* [Task]:
Identify and copy all lines of the material where the string "icon" is found.

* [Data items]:
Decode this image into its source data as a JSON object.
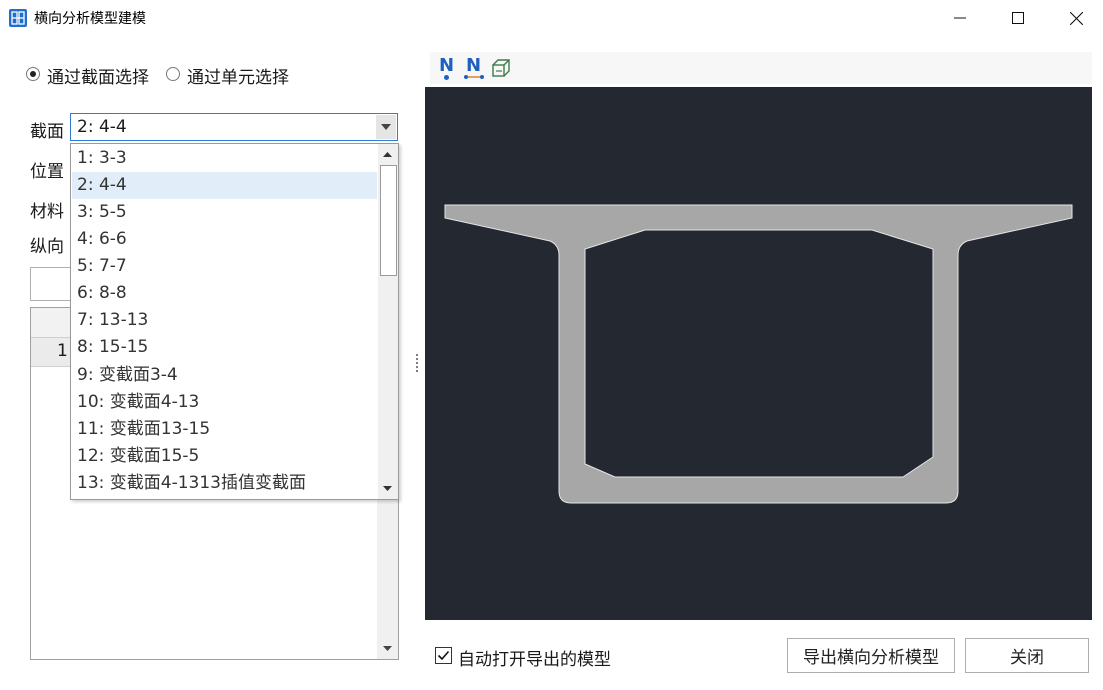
{
  "window": {
    "title": "横向分析模型建模",
    "icon": "app-grid-icon",
    "controls": [
      "minimize-icon",
      "maximize-icon",
      "close-icon"
    ]
  },
  "selection_mode": {
    "by_section_label": "通过截面选择",
    "by_element_label": "通过单元选择",
    "selected": "by_section"
  },
  "form": {
    "section_label": "截面",
    "position_label": "位置",
    "material_label": "材料",
    "longitudinal_label": "纵向"
  },
  "section_combo": {
    "value": "2: 4-4",
    "options": [
      "1: 3-3",
      "2: 4-4",
      "3: 5-5",
      "4: 6-6",
      "5: 7-7",
      "6: 8-8",
      "7: 13-13",
      "8: 15-15",
      "9: 变截面3-4",
      "10: 变截面4-13",
      "11: 变截面13-15",
      "12: 变截面15-5",
      "13: 变截面4-1313插值变截面"
    ],
    "selected_index": 1
  },
  "table": {
    "row_number": "1"
  },
  "toolbar": {
    "tools": [
      "node-number-icon",
      "element-number-icon",
      "3d-view-icon"
    ],
    "node_glyph": "N",
    "element_glyph": "N"
  },
  "preview": {
    "background": "#232831",
    "section_fill": "#a7a7a7",
    "section_stroke": "#e6e6e6"
  },
  "bottom": {
    "auto_open_label": "自动打开导出的模型",
    "auto_open_checked": true,
    "export_button": "导出横向分析模型",
    "close_button": "关闭"
  }
}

* [Right answer]:
    "icon": "app-grid-icon",
      "minimize-icon",
      "maximize-icon",
      "close-icon"
      "node-number-icon",
      "element-number-icon",
      "3d-view-icon"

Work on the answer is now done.